**Set problem**
Count every line where "datos" shows up, and give that number only.

[Stored records]
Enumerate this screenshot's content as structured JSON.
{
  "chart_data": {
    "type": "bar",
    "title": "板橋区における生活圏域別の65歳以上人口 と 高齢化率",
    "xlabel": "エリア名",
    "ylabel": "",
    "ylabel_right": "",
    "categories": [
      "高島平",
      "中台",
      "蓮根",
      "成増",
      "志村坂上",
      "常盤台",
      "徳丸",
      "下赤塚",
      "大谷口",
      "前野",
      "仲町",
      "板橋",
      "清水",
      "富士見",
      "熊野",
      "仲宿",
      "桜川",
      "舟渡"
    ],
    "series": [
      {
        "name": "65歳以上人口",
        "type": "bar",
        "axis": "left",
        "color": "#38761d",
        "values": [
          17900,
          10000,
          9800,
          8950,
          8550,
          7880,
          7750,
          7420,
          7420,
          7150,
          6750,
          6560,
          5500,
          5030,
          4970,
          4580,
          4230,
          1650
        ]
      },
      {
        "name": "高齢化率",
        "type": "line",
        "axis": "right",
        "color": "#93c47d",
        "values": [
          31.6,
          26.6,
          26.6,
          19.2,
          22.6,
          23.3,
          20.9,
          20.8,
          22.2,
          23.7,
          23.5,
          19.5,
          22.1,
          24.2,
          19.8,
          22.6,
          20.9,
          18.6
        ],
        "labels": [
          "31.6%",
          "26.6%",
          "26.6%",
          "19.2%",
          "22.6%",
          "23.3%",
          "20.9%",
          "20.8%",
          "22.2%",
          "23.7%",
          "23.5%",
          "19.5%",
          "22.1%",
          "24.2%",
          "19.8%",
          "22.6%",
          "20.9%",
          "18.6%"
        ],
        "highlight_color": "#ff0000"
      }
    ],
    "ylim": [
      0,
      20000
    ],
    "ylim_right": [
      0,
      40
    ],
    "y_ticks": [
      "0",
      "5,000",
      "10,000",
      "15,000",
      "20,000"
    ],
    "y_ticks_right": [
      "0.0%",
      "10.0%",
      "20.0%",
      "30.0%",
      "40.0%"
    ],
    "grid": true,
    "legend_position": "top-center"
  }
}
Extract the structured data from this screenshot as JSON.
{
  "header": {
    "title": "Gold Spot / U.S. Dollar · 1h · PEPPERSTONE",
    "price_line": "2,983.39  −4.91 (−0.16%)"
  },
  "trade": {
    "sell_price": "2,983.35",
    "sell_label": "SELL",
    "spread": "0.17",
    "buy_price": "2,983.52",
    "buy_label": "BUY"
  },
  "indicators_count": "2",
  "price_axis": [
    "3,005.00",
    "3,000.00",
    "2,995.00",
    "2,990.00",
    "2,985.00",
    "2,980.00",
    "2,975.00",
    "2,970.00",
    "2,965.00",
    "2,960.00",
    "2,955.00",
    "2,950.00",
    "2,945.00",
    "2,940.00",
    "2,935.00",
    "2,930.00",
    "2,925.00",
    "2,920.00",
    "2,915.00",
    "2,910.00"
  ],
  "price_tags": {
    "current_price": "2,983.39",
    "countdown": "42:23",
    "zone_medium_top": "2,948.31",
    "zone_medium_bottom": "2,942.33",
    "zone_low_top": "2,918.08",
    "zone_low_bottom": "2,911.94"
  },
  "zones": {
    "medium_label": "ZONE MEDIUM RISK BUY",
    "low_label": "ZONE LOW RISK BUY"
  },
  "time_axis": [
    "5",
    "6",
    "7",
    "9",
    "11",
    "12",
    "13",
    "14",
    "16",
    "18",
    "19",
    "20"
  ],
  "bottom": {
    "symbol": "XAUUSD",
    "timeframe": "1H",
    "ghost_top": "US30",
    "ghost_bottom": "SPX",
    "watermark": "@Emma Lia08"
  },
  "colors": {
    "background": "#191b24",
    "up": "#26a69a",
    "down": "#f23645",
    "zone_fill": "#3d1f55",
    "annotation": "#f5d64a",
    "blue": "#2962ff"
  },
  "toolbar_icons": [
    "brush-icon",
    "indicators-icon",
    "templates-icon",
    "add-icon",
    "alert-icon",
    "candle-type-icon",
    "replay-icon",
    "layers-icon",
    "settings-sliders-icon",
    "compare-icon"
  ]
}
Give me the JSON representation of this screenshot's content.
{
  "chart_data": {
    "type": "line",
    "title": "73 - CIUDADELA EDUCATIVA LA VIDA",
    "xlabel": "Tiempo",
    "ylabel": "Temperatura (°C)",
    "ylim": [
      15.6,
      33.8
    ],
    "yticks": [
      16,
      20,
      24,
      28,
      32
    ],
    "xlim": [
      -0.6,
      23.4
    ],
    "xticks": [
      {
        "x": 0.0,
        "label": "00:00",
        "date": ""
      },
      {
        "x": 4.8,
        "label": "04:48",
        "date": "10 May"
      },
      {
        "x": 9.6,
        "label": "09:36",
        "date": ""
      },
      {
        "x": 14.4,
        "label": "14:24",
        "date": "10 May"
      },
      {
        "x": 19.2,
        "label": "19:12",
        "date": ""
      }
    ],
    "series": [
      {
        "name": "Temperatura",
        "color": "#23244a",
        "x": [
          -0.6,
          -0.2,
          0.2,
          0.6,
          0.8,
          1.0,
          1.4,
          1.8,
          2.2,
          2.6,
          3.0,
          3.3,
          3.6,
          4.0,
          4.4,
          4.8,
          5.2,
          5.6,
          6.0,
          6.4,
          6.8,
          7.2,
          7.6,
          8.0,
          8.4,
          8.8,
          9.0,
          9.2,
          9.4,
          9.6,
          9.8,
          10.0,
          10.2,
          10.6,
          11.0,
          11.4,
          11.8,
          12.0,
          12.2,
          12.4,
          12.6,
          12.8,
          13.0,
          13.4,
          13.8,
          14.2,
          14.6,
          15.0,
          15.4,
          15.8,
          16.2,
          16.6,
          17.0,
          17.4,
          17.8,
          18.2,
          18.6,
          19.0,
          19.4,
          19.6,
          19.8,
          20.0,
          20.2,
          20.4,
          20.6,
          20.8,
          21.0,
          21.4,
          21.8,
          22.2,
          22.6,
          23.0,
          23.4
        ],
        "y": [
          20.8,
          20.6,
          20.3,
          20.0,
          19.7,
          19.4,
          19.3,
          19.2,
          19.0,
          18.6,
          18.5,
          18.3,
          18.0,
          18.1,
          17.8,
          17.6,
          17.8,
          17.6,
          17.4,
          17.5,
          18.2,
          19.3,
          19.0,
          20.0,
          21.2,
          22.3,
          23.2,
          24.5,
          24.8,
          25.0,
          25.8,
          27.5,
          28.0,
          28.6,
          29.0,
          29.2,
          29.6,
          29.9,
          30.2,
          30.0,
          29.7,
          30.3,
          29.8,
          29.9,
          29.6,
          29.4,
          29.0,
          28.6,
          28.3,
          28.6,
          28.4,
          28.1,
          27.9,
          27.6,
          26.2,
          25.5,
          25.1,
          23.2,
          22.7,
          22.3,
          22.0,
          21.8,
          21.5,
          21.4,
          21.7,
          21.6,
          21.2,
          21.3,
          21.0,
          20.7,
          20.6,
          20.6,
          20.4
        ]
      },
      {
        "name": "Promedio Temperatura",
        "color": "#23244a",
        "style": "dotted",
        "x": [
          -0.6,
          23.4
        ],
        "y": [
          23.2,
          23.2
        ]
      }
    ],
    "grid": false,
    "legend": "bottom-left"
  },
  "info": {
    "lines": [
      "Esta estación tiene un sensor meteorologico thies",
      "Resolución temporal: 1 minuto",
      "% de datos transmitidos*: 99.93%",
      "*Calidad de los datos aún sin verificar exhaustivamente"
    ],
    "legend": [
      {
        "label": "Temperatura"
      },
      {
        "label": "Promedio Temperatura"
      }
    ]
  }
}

**Exercise output**
2